Data entries:
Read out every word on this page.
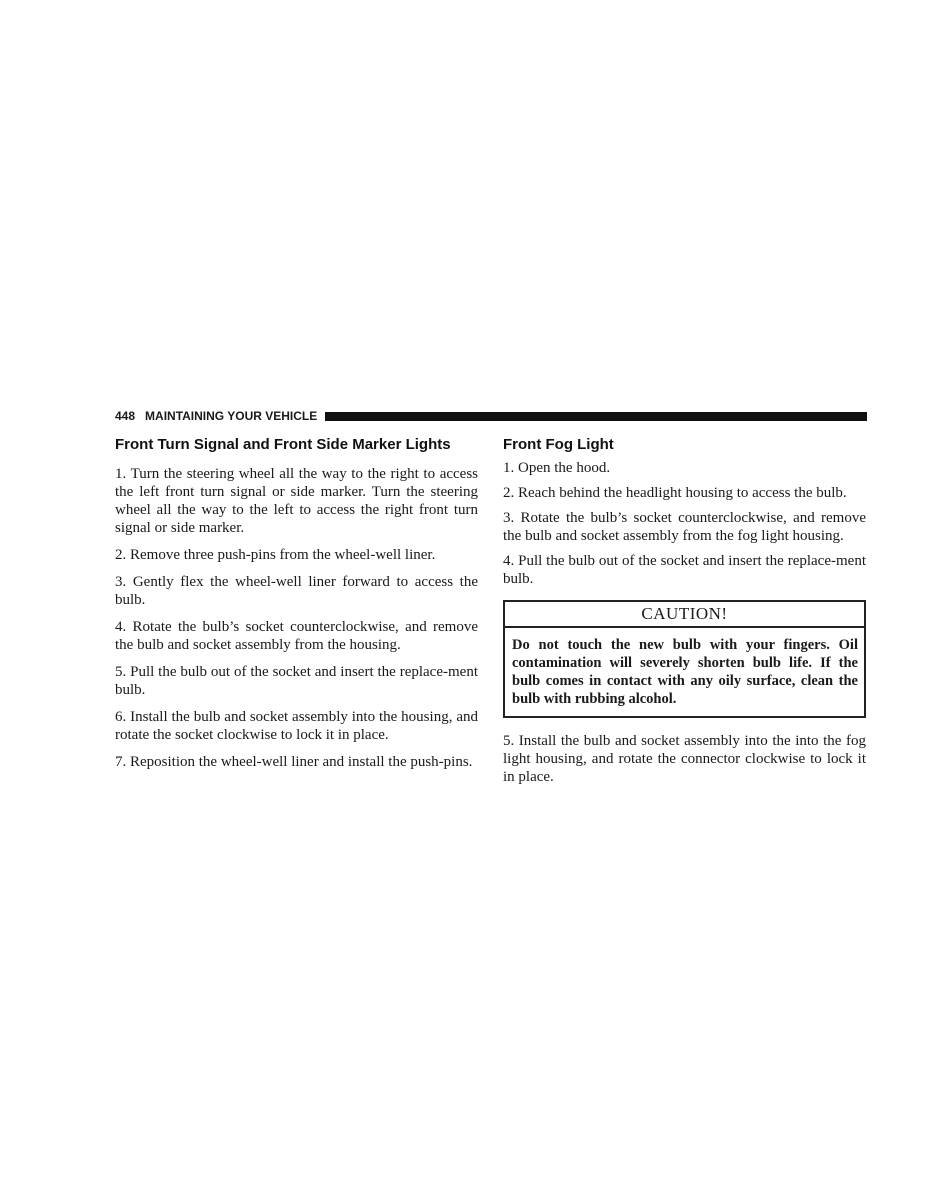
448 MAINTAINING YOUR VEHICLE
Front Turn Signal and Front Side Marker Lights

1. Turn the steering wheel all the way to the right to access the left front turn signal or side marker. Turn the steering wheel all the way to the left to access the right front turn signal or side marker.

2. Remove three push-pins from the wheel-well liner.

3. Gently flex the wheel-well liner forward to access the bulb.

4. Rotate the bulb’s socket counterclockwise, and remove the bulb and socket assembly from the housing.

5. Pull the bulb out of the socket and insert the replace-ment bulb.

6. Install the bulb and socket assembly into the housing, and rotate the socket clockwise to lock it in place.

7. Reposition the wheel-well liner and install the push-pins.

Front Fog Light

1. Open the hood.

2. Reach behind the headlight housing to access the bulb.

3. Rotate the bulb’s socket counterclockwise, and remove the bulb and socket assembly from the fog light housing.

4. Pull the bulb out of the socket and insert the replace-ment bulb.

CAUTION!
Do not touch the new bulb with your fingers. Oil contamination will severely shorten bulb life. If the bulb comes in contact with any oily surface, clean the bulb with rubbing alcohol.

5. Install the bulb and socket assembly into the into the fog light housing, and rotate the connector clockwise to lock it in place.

==

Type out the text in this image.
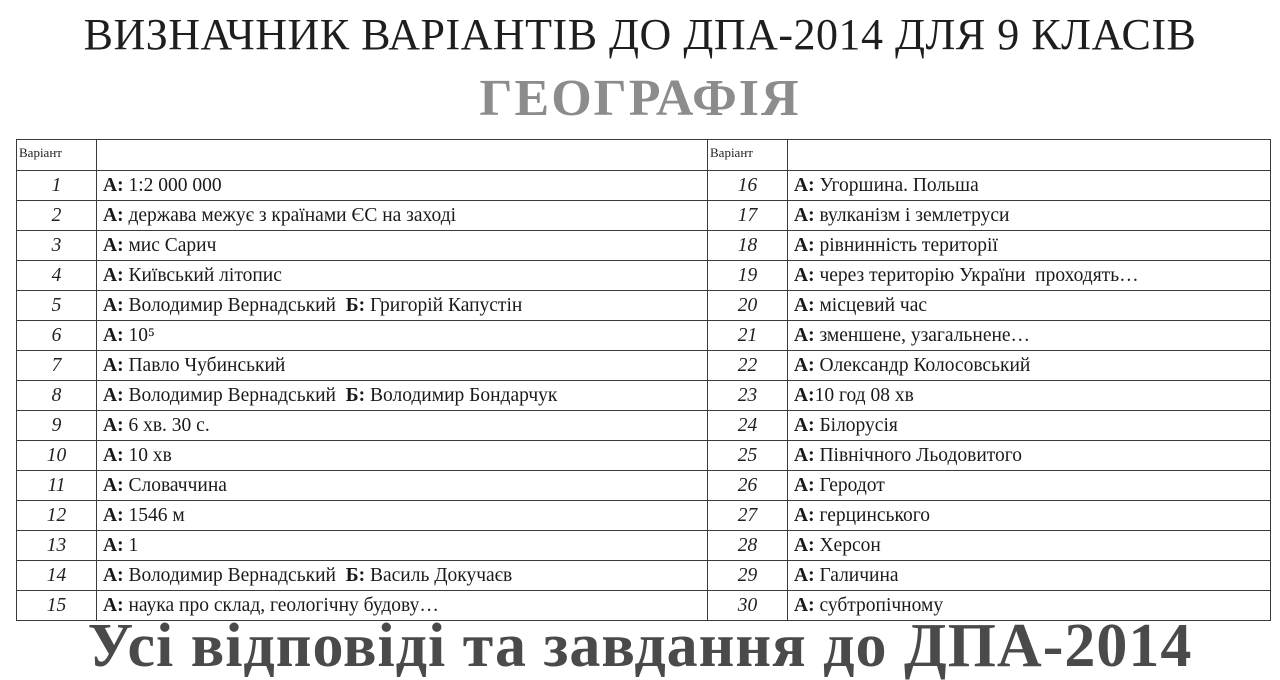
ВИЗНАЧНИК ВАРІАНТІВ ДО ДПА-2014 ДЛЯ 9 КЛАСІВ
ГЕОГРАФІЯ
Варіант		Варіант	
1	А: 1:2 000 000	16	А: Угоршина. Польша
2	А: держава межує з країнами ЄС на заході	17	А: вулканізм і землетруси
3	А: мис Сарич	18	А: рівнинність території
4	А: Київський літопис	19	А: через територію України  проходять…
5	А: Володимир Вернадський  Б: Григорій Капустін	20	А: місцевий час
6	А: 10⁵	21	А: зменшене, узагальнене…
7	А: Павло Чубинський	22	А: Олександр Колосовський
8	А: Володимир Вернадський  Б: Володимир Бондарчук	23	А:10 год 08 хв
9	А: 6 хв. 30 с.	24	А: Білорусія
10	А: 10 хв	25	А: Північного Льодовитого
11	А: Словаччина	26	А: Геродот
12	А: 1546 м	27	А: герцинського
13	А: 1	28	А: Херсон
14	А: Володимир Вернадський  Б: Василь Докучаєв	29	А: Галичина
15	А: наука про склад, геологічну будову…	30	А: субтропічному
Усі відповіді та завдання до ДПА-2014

SHORT EXERCISE
Copy every line above in which the string "well" shows up.

FINISHED ANSWER
2. Remove three push-pins from the wheel-well liner.
3. Gently flex the wheel-well liner forward to access the bulb.
7. Reposition the wheel-well liner and install the push-pins.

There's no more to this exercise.